**REQUIREMENTS**
Copy all lines that contain the word "Türkler".
■ ■ ■ ■
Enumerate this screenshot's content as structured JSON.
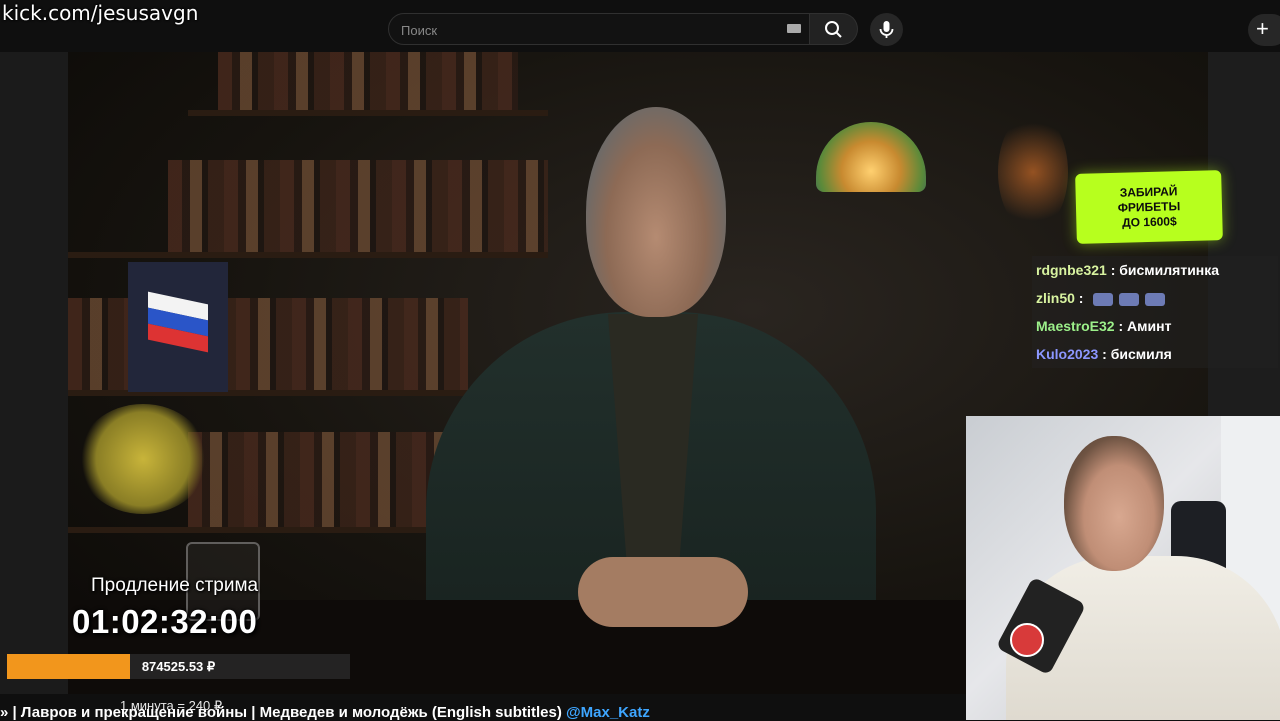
{
  "stream": {
    "url_text": "kick.com/jesusavgn"
  },
  "search": {
    "placeholder": "Поиск"
  },
  "overlay": {
    "extension_label": "Продление стрима",
    "timer": "01:02:32:00",
    "donation_total": "874525.53 ₽",
    "goal_progress_fraction": 0.36,
    "rate": "1 минута = 240 ₽",
    "progress_color": "#f2961c"
  },
  "video": {
    "title": "» | Лавров и прекращение войны | Медведев и молодёжь (English subtitles) ",
    "channel_mention": "@Max_Katz"
  },
  "promo": {
    "line1": "ЗАБИРАЙ",
    "line2": "ФРИБЕТЫ",
    "line3": "ДО 1600$",
    "color": "#b7ff1e"
  },
  "chat": {
    "messages": [
      {
        "user": "rdgnbe321",
        "sep": " : ",
        "text": "бисмилятинка",
        "color": "#d8f3a0"
      },
      {
        "user": "zlin50",
        "sep": " : ",
        "text": "",
        "emotes": 3,
        "color": "#d8f3a0"
      },
      {
        "user": "MaestroE32",
        "sep": " : ",
        "text": "Аминт",
        "color": "#9cf08a"
      },
      {
        "user": "Kulo2023",
        "sep": " : ",
        "text": "бисмиля",
        "color": "#8c97ff"
      }
    ]
  },
  "icons": {
    "search": "search-icon",
    "mic": "microphone-icon",
    "keyboard": "keyboard-icon",
    "create": "plus-icon"
  }
}
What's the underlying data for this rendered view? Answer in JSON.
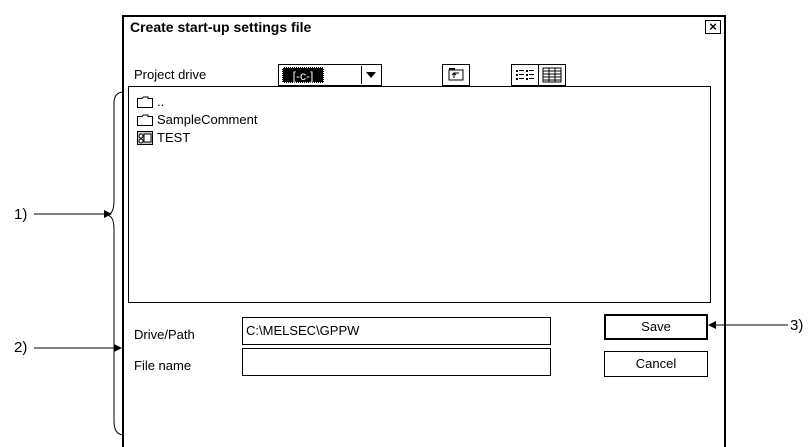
{
  "dialog": {
    "title": "Create start-up settings file",
    "close_label": "×"
  },
  "project_drive": {
    "label": "Project drive",
    "value": "[-c-]"
  },
  "toolbar": {
    "up_folder_icon": "up-folder-icon",
    "list_view_icon": "list-view-icon",
    "details_view_icon": "details-view-icon"
  },
  "file_list": {
    "items": [
      {
        "name": "..",
        "icon": "folder-icon"
      },
      {
        "name": "SampleComment",
        "icon": "folder-icon"
      },
      {
        "name": "TEST",
        "icon": "project-icon"
      }
    ]
  },
  "drive_path": {
    "label": "Drive/Path",
    "value": "C:\\MELSEC\\GPPW"
  },
  "file_name": {
    "label": "File name",
    "value": ""
  },
  "buttons": {
    "save": "Save",
    "cancel": "Cancel"
  },
  "annotations": {
    "a1": "1)",
    "a2": "2)",
    "a3": "3)"
  }
}
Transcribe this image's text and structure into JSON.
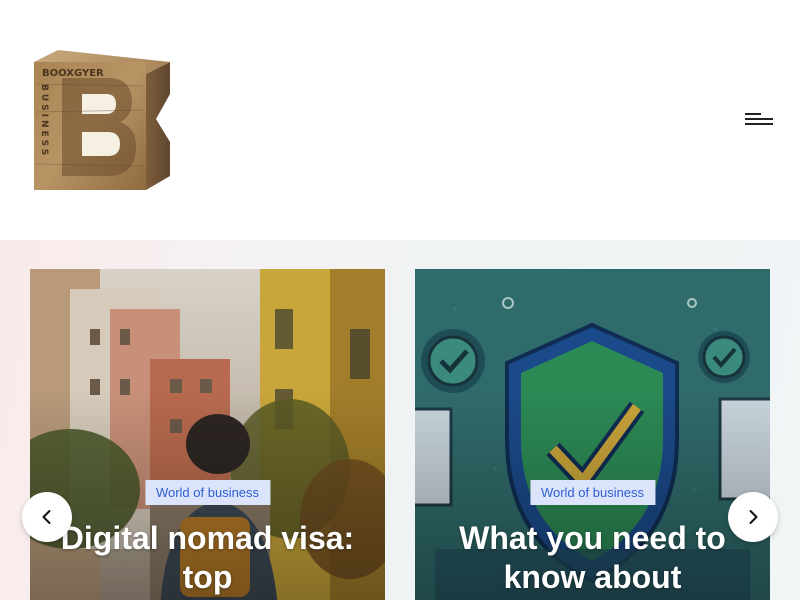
{
  "header": {
    "logo": {
      "alt": "Booxgyer Business logo",
      "text_top": "BOOXGYER",
      "text_side": "BUSINESS",
      "letter": "B"
    },
    "menu_icon": "hamburger-menu-icon"
  },
  "slider": {
    "prev_icon": "chevron-left-icon",
    "next_icon": "chevron-right-icon",
    "cards": [
      {
        "category": "World of business",
        "title": "Digital nomad visa: top",
        "image": "traveler-in-old-town-street"
      },
      {
        "category": "World of business",
        "title": "What you need to know about",
        "image": "security-shield-checkmark-illustration"
      }
    ]
  },
  "colors": {
    "badge_bg": "#dbe4fb",
    "badge_text": "#2f5fd0",
    "card2_bg": "#2f6b6a"
  }
}
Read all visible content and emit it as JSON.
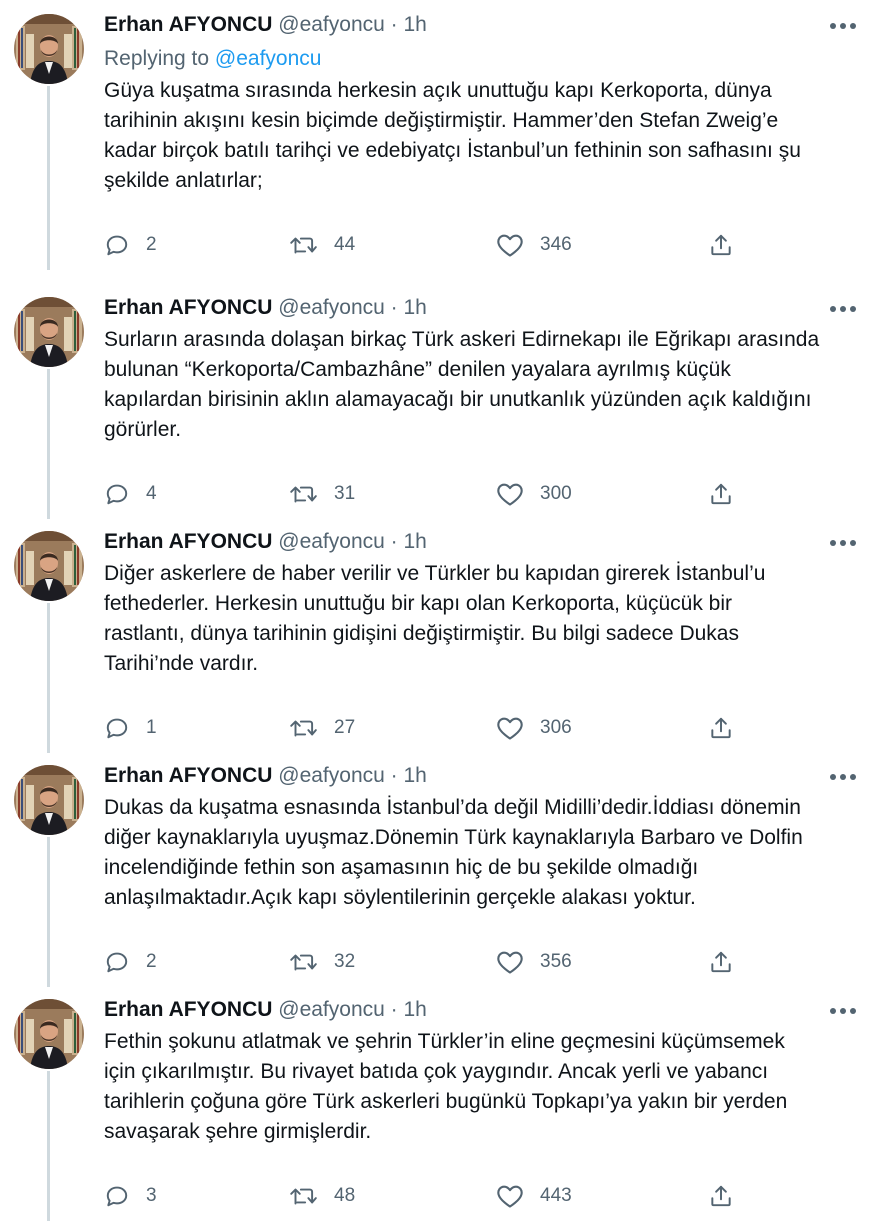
{
  "colors": {
    "text": "#0f1419",
    "secondary": "#536471",
    "link": "#1d9bf0",
    "thread_line": "#cfd9de"
  },
  "icons": {
    "reply": "reply-icon",
    "retweet": "retweet-icon",
    "like": "heart-icon",
    "share": "share-icon",
    "more": "more-dots-icon"
  },
  "tweets": [
    {
      "author_name": "Erhan AFYONCU",
      "handle": "@eafyoncu",
      "dot": "·",
      "time": "1h",
      "replying_prefix": "Replying to",
      "replying_mention": "@eafyoncu",
      "lines": [
        "Güya kuşatma sırasında herkesin açık unuttuğu kapı Kerkoporta, dünya",
        "tarihinin akışını kesin biçimde değiştirmiştir. Hammer’den Stefan Zweig’e",
        "kadar birçok batılı tarihçi ve edebiyatçı İstanbul’un fethinin son safhasını şu",
        "şekilde anlatırlar;"
      ],
      "replies": "2",
      "retweets": "44",
      "likes": "346"
    },
    {
      "author_name": "Erhan AFYONCU",
      "handle": "@eafyoncu",
      "dot": "·",
      "time": "1h",
      "lines": [
        "Surların arasında dolaşan birkaç Türk askeri Edirnekapı ile Eğrikapı arasında",
        "bulunan “Kerkoporta/Cambazhâne” denilen yayalara ayrılmış küçük",
        "kapılardan birisinin aklın alamayacağı bir unutkanlık yüzünden açık kaldığını",
        "görürler."
      ],
      "replies": "4",
      "retweets": "31",
      "likes": "300"
    },
    {
      "author_name": "Erhan AFYONCU",
      "handle": "@eafyoncu",
      "dot": "·",
      "time": "1h",
      "lines": [
        "Diğer askerlere de haber verilir ve Türkler bu kapıdan girerek İstanbul’u",
        "fethederler. Herkesin unuttuğu bir kapı olan Kerkoporta, küçücük bir",
        "rastlantı, dünya tarihinin gidişini değiştirmiştir. Bu bilgi sadece Dukas",
        "Tarihi’nde vardır."
      ],
      "replies": "1",
      "retweets": "27",
      "likes": "306"
    },
    {
      "author_name": "Erhan AFYONCU",
      "handle": "@eafyoncu",
      "dot": "·",
      "time": "1h",
      "lines": [
        "Dukas da kuşatma esnasında İstanbul’da değil Midilli’dedir.İddiası dönemin",
        "diğer kaynaklarıyla uyuşmaz.Dönemin Türk kaynaklarıyla Barbaro ve Dolfin",
        "incelendiğinde fethin son aşamasının hiç de bu şekilde olmadığı",
        "anlaşılmaktadır.Açık kapı söylentilerinin gerçekle alakası yoktur."
      ],
      "replies": "2",
      "retweets": "32",
      "likes": "356"
    },
    {
      "author_name": "Erhan AFYONCU",
      "handle": "@eafyoncu",
      "dot": "·",
      "time": "1h",
      "lines": [
        "Fethin şokunu atlatmak ve şehrin Türkler’in eline geçmesini küçümsemek",
        "için çıkarılmıştır. Bu rivayet batıda çok yaygındır. Ancak yerli ve yabancı",
        "tarihlerin çoğuna göre Türk askerleri bugünkü Topkapı’ya yakın bir yerden",
        "savaşarak şehre girmişlerdir."
      ],
      "replies": "3",
      "retweets": "48",
      "likes": "443"
    }
  ]
}
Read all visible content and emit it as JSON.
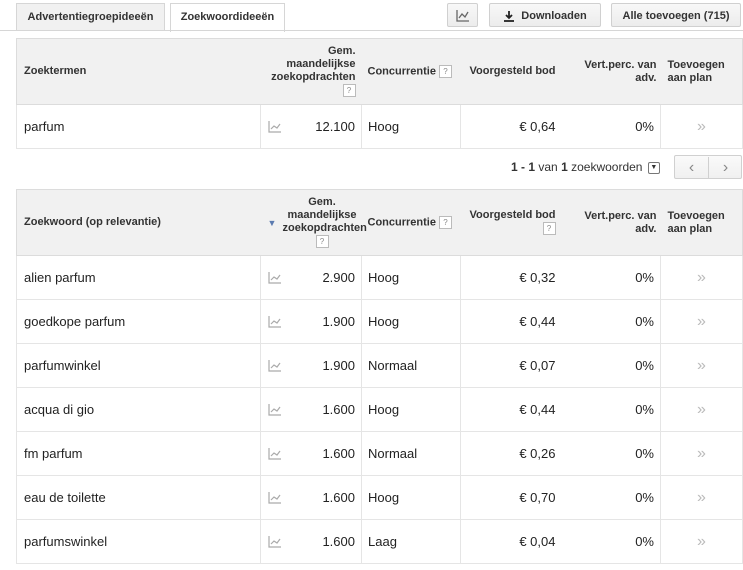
{
  "tabs": {
    "adgroups": "Advertentiegroepideeën",
    "keywords": "Zoekwoordideeën"
  },
  "toolbar": {
    "download": "Downloaden",
    "add_all": "Alle toevoegen (715)"
  },
  "search_table": {
    "headers": {
      "term": "Zoektermen",
      "volume": "Gem. maandelijkse zoekopdrachten",
      "competition": "Concurrentie",
      "bid": "Voorgesteld bod",
      "share": "Vert.perc. van adv.",
      "add": "Toevoegen aan plan"
    },
    "rows": [
      {
        "term": "parfum",
        "volume": "12.100",
        "competition": "Hoog",
        "bid": "€ 0,64",
        "share": "0%"
      }
    ]
  },
  "pagination": {
    "range": "1 - 1",
    "of": "van",
    "total": "1",
    "unit": "zoekwoorden"
  },
  "keyword_table": {
    "headers": {
      "keyword": "Zoekwoord (op relevantie)",
      "volume": "Gem. maandelijkse zoekopdrachten",
      "competition": "Concurrentie",
      "bid": "Voorgesteld bod",
      "share": "Vert.perc. van adv.",
      "add": "Toevoegen aan plan"
    },
    "rows": [
      {
        "term": "alien parfum",
        "volume": "2.900",
        "competition": "Hoog",
        "bid": "€ 0,32",
        "share": "0%"
      },
      {
        "term": "goedkope parfum",
        "volume": "1.900",
        "competition": "Hoog",
        "bid": "€ 0,44",
        "share": "0%"
      },
      {
        "term": "parfumwinkel",
        "volume": "1.900",
        "competition": "Normaal",
        "bid": "€ 0,07",
        "share": "0%"
      },
      {
        "term": "acqua di gio",
        "volume": "1.600",
        "competition": "Hoog",
        "bid": "€ 0,44",
        "share": "0%"
      },
      {
        "term": "fm parfum",
        "volume": "1.600",
        "competition": "Normaal",
        "bid": "€ 0,26",
        "share": "0%"
      },
      {
        "term": "eau de toilette",
        "volume": "1.600",
        "competition": "Hoog",
        "bid": "€ 0,70",
        "share": "0%"
      },
      {
        "term": "parfumswinkel",
        "volume": "1.600",
        "competition": "Laag",
        "bid": "€ 0,04",
        "share": "0%"
      }
    ]
  }
}
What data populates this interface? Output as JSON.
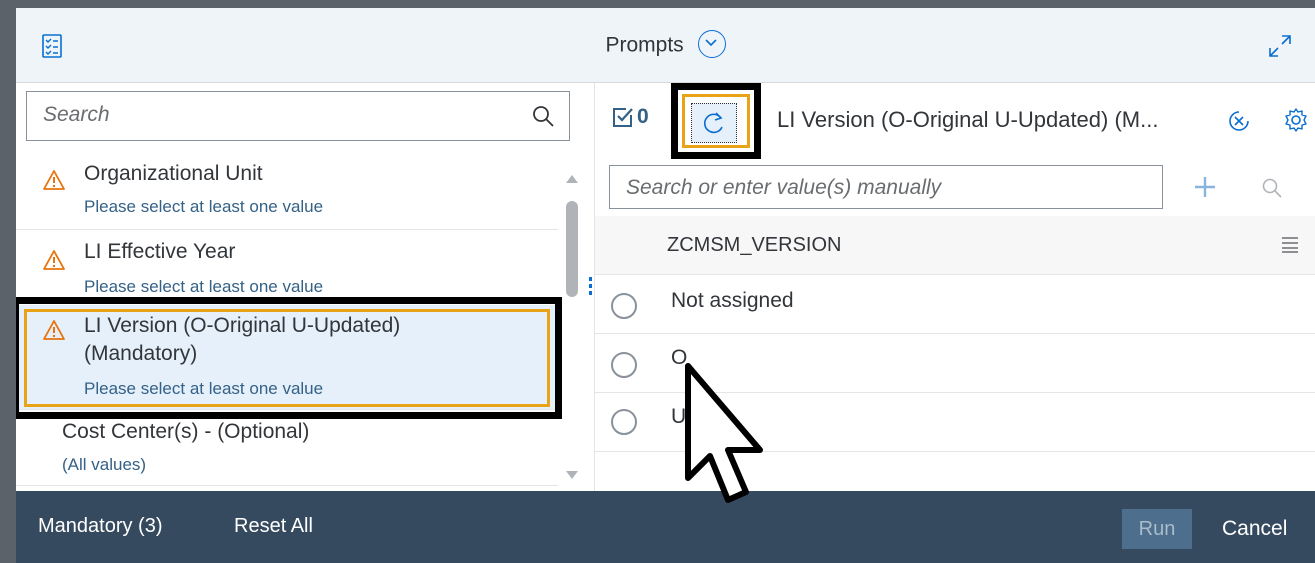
{
  "header": {
    "title": "Prompts",
    "left_icon": "checklist-icon",
    "expand_icon": "fullscreen-icon",
    "title_menu_icon": "chevron-down-circle-icon"
  },
  "left_panel": {
    "search_placeholder": "Search",
    "items": [
      {
        "title": "Organizational Unit",
        "subtitle": "Please select at least one value",
        "icon": "warning-icon"
      },
      {
        "title": "LI Effective Year",
        "subtitle": "Please select at least one value",
        "icon": "warning-icon"
      },
      {
        "title_line1": "LI Version (O-Original U-Updated)",
        "title_line2": "(Mandatory)",
        "subtitle": "Please select at least one value",
        "icon": "warning-icon",
        "selected": true
      },
      {
        "title": "Cost Center(s) - (Optional)",
        "subtitle": "(All values)"
      }
    ]
  },
  "right_panel": {
    "selected_count": "0",
    "title": "LI Version (O-Original U-Updated) (M...",
    "value_placeholder": "Search or enter value(s) manually",
    "column_header": "ZCMSM_VERSION",
    "rows": [
      "Not assigned",
      "O",
      "U"
    ]
  },
  "footer": {
    "mandatory_label": "Mandatory (3)",
    "reset_label": "Reset All",
    "run_label": "Run",
    "cancel_label": "Cancel"
  },
  "colors": {
    "accent": "#0a6ed1",
    "warning": "#e9730c",
    "highlight": "#e8a317",
    "footer": "#354a5f"
  }
}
■ ■ ■ ■
**OUTPUT FOR THIS TASK**
        "Diğer askerlere de haber verilir ve Türkler bu kapıdan girerek İstanbul’u",
        "Fethin şokunu atlatmak ve şehrin Türkler’in eline geçmesini küçümsemek",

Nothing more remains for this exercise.